Data section →
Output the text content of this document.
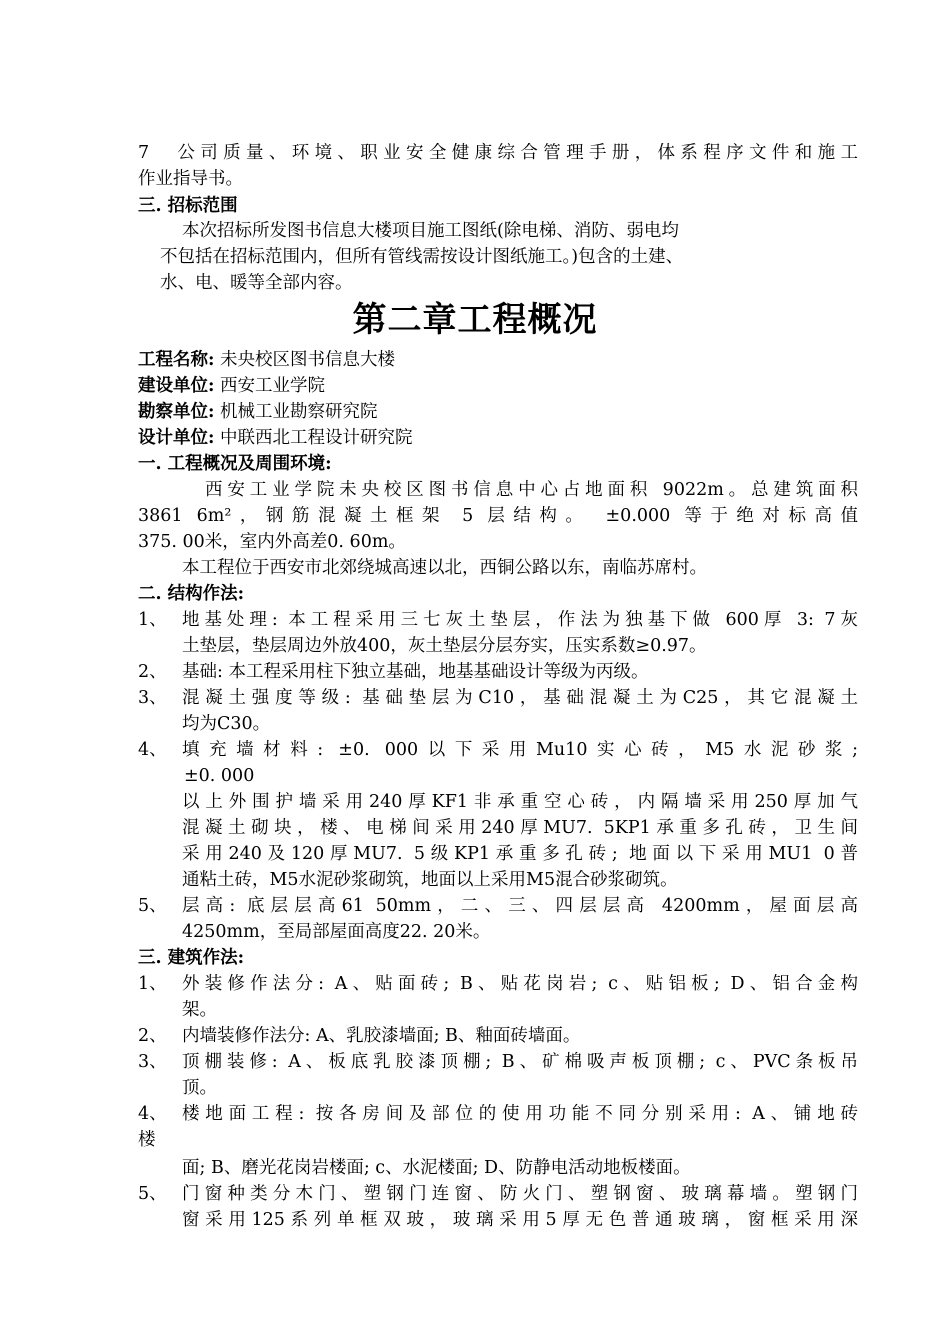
7　公司质量、环境、职业安全健康综合管理手册，体系程序文件和施工
作业指导书。
三. 招标范围
本次招标所发图书信息大楼项目施工图纸(除电梯、消防、弱电均
不包括在招标范围内，但所有管线需按设计图纸施工。)包含的土建、
水、电、暖等全部内容。
第二章工程概况
工程名称: 未央校区图书信息大楼
建设单位: 西安工业学院
勘察单位: 机械工业勘察研究院
设计单位: 中联西北工程设计研究院
一. 工程概况及周围环境:
西安工业学院未央校区图书信息中心占地面积 9022m。总建筑面积
3861 6m²，钢筋混凝土框架 5 层结构。 ±0.000 等于绝对标高值
375. 00米，室内外高差0. 60m。
本工程位于西安市北郊绕城高速以北，西铜公路以东，南临苏席村。
二. 结构作法:
1、 地基处理: 本工程采用三七灰土垫层，作法为独基下做 600厚 3: 7灰
土垫层，垫层周边外放400，灰土垫层分层夯实，压实系数≥0.97。
2、 基础: 本工程采用柱下独立基础，地基基础设计等级为丙级。
3、 混凝土强度等级: 基础垫层为C10，基础混凝土为C25，其它混凝土
均为C30。
4、 填充墙材料: ±0. 000以下采用Mu10实心砖，M5水泥砂浆;
±0. 000
以上外围护墙采用240厚KF1非承重空心砖，内隔墙采用250厚加气
混凝土砌块，楼、电梯间采用240厚MU7. 5KP1承重多孔砖，卫生间
采用240及120厚MU7. 5级KP1承重多孔砖; 地面以下采用MU1 0普
通粘土砖，M5水泥砂浆砌筑，地面以上采用M5混合砂浆砌筑。
5、 层高: 底层层高61 50mm，二、三、四层层高 4200mm，屋面层高
4250mm，至局部屋面高度22. 20米。
三. 建筑作法:
1、 外装修作法分: A、贴面砖; B、贴花岗岩; c、贴铝板; D、铝合金构
架。
2、 内墙装修作法分: A、乳胶漆墙面; B、釉面砖墙面。
3、 顶棚装修: A、板底乳胶漆顶棚; B、矿棉吸声板顶棚; c、PVC条板吊
顶。
4、 楼地面工程: 按各房间及部位的使用功能不同分别采用: A、铺地砖
楼
面; B、磨光花岗岩楼面; c、水泥楼面; D、防静电活动地板楼面。
5、 门窗种类分木门、塑钢门连窗、防火门、塑钢窗、玻璃幕墙。塑钢门
窗采用125系列单框双玻，玻璃采用5厚无色普通玻璃，窗框采用深
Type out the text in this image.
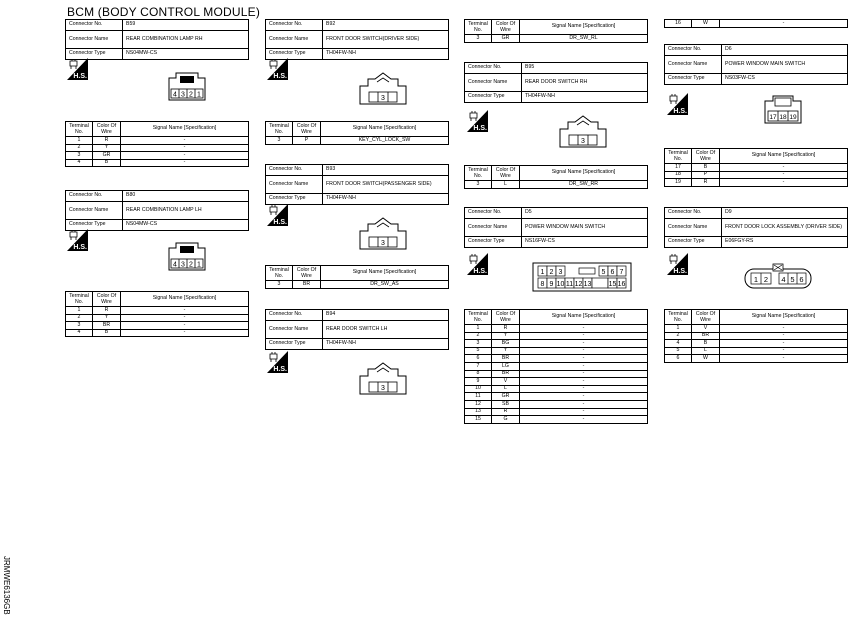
BCM (BODY CONTROL MODULE)
JRMWE6136GB
Connector No.	B59
Connector Name	REAR COMBINATION LAMP RH
Connector Type	NS04MW-CS
H.S.
4 3 2 1
Terminal
No.	Color Of
Wire	Signal Name [Specification]
1	R	-
2	Y	-
3	GR	-
4	B	-
Connector No.	B80
Connector Name	REAR COMBINATION LAMP LH
Connector Type	NS04MW-CS
H.S.
4 3 2 1
Terminal
No.	Color Of
Wire	Signal Name [Specification]
1	R	-
2	Y	-
3	BR	-
4	B	-
Connector No.	B92
Connector Name	FRONT DOOR SWITCH(DRIVER SIDE)
Connector Type	TH04FW-NH
H.S.
3
Terminal
No.	Color Of
Wire	Signal Name [Specification]
3	P	KEY_CYL_LOCK_SW
Connector No.	B93
Connector Name	FRONT DOOR SWITCH(PASSENGER SIDE)
Connector Type	TH04FW-NH
H.S.
3
Terminal
No.	Color Of
Wire	Signal Name [Specification]
3	BR	DR_SW_AS
Connector No.	B94
Connector Name	REAR DOOR SWITCH LH
Connector Type	TH04FW-NH
H.S.
3
Terminal
No.	Color Of
Wire	Signal Name [Specification]
3	GR	DR_SW_RL
Connector No.	B95
Connector Name	REAR DOOR SWITCH RH
Connector Type	TH04FW-NH
H.S.
3
Terminal
No.	Color Of
Wire	Signal Name [Specification]
3	L	DR_SW_RR
Connector No.	D5
Connector Name	POWER WINDOW MAIN SWITCH
Connector Type	NS16FW-CS
H.S.	1 2 3	5 6 7
8 9 10 11 12 13 15 16
Terminal
No.	Color Of
Wire	Signal Name [Specification]
1	R	-
2	Y	-
3	BG	-
5	Y	-
6	BR	-
7	LG	-
8	BR	-
9	V	-
10	L	-
11	GR	-
12	SB	-
13	R	-
15	G	-
16	W	-
Connector No.	D6
Connector Name	POWER WINDOW MAIN SWITCH
Connector Type	NS03FW-CS
H.S.
17 18 19
Terminal
No.	Color Of
Wire	Signal Name [Specification]
17	B	-
18	P	-
19	R	-
Connector No.	D9
Connector Name	FRONT DOOR LOCK ASSEMBLY (DRIVER SIDE)
Connector Type	E06FGY-RS
H.S.
1 2 4 5 6
Terminal
No.	Color Of
Wire	Signal Name [Specification]
1	V	-
2	BR	-
4	B	-
5	L	-
6	W	-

Exercise details →
Go through the data above and find the lines with the word "text". Copy each of those lines.

Output for this exercise →
Output the text content of this document.
Type out the text in this image.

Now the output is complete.